## [Il tuo compito]
Riscrivi il passo del testo sul grasso addominale da "Un nuovo studio condotto su" fino a "delle funzioni cognitive." incluso, sostituendo "rapporto vita-fianchi" con "rapporto vita-altezza".

## [Testo in esame]
☆ ☆ ☆ ☆ ☆
Grasso addominale e disturbi cognitivi: esiste un legame

Grasso addominale e disturbi cognitivi: esiste un legame

Il grasso addominale influenza anche le funzioni cognitive. Ecco cosa rivela un nuovo studio.

Un nuovo studio condotto su un campione di 5.000 persone ha rilevato che una maggiore percentuale di grasso addominale sarebbe associata a una ridotta funzione cognitiva negli adulti. Lo studio è stato condotto su degli anziani irlandesi over 60. Precedenti studi avevano già scoperto che le persone in sovrappeso non ottengono gli tessi risultati nei test di memoria e nelle capacità visuospaziali rispetto a coloro che hanno un peso normale, tuttavia non era ancora chiaro se lo stesso valesse per gli anziani.

Dallo studio è emerso che, in effetti, un rapporto vita-fianchi maggiore è associato a una ridotta funzione cognitiva. Ciò potrebbe essere spiegato da un aumento della secrezione di marcatori infiammatori da parte del grasso addominale, che è stato precedentemente associato a un più alto rischio di alterazione delle funzioni cognitive.

Mentre sappiamo da tempo che l’obesità è associata a conseguenze negative per la salute, il nostro studio aggiunge adesso prove maggiori che suggeriscono che l’obesità e il deposito dell’eccesso di peso potrebbero influenzare la salute del nostro cervello.
☆ ☆ ☆ ☆ ☆
## [Dati forniti]
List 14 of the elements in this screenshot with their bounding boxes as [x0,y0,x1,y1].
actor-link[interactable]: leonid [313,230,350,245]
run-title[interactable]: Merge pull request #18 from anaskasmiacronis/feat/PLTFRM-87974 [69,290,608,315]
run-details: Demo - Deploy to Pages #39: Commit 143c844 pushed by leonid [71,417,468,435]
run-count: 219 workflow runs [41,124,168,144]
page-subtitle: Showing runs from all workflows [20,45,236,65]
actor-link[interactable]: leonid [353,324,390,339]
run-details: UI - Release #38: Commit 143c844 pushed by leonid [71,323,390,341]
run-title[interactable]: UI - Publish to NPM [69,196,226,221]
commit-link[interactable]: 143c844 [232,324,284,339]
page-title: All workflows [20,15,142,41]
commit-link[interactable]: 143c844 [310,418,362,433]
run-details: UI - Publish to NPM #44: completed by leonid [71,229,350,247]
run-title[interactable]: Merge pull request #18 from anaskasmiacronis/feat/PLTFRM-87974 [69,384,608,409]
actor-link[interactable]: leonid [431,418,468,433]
☆ ☆ ☆ ☆ ☆
## [Soluzione]
Un nuovo studio condotto su un campione di 5.000 persone ha rilevato che una maggiore percentuale di grasso addominale sarebbe associata a una ridotta funzione cognitiva negli adulti. Lo studio è stato condotto su degli anziani irlandesi over 60. Precedenti studi avevano già scoperto che le persone in sovrappeso non ottengono gli tessi risultati nei test di memoria e nelle capacità visuospaziali rispetto a coloro che hanno un peso normale, tuttavia non era ancora chiaro se lo stesso valesse per gli anziani.

Dallo studio è emerso che, in effetti, un rapporto vita-altezza maggiore è associato a una ridotta funzione cognitiva. Ciò potrebbe essere spiegato da un aumento della secrezione di marcatori infiammatori da parte del grasso addominale, che è stato precedentemente associato a un più alto rischio di alterazione delle funzioni cognitive.